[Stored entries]
===
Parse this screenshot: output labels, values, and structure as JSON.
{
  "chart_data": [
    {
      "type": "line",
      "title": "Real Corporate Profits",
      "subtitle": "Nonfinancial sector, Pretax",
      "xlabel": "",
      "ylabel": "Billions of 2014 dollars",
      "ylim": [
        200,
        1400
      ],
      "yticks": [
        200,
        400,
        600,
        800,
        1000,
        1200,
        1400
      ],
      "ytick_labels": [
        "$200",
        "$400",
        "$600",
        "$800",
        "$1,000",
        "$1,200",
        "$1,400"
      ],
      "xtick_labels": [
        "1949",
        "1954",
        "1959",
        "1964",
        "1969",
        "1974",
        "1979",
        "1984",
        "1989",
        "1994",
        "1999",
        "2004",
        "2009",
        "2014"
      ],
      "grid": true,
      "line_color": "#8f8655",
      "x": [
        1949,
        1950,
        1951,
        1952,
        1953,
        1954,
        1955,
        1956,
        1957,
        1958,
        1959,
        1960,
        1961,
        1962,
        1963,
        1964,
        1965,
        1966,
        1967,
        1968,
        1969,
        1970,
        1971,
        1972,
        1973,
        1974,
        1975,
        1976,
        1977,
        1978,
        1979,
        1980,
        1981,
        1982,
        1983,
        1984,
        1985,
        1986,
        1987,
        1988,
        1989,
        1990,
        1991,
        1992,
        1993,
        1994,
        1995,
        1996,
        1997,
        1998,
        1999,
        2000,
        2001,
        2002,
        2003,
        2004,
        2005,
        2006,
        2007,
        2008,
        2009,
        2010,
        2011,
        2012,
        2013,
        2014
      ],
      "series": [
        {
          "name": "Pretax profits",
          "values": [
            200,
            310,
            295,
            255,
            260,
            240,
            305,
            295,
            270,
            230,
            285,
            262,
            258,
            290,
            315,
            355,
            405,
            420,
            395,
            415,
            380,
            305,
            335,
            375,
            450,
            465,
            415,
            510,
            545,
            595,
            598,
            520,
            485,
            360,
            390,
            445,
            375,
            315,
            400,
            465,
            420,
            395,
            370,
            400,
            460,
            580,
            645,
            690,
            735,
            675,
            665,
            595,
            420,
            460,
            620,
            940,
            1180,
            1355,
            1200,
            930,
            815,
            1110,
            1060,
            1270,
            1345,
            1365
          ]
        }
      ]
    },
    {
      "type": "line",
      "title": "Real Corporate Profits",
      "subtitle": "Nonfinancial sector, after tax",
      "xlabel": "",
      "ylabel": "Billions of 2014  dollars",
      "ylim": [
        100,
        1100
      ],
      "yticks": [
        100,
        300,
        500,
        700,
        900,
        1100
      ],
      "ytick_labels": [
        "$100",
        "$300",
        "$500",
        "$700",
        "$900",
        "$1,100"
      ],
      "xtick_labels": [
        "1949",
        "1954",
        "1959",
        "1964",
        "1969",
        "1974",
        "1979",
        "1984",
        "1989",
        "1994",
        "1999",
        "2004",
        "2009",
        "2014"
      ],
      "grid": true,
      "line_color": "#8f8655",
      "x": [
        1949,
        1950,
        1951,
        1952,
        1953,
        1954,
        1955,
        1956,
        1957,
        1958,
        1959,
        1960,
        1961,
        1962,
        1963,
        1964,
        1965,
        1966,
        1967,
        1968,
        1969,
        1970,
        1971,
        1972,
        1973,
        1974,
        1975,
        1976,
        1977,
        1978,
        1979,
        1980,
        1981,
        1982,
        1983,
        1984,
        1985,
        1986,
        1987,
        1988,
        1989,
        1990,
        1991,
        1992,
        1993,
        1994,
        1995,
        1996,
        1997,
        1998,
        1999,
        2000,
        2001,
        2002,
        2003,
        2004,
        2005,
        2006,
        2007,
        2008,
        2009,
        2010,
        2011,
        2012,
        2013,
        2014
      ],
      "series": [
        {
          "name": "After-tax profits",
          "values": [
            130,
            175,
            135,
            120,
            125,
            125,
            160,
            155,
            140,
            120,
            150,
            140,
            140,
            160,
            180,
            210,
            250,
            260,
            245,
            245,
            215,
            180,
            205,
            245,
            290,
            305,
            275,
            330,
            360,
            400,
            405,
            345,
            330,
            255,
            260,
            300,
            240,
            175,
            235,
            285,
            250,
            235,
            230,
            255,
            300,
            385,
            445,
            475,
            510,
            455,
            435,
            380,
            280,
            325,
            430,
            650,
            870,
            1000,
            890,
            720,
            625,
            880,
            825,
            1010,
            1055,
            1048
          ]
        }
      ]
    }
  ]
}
===
**Short exercise**
Look through the listing above. Pick out each line with "Pretax" and copy it.

**Solution for this problem**
      "subtitle": "Nonfinancial sector, Pretax",
          "name": "Pretax profits",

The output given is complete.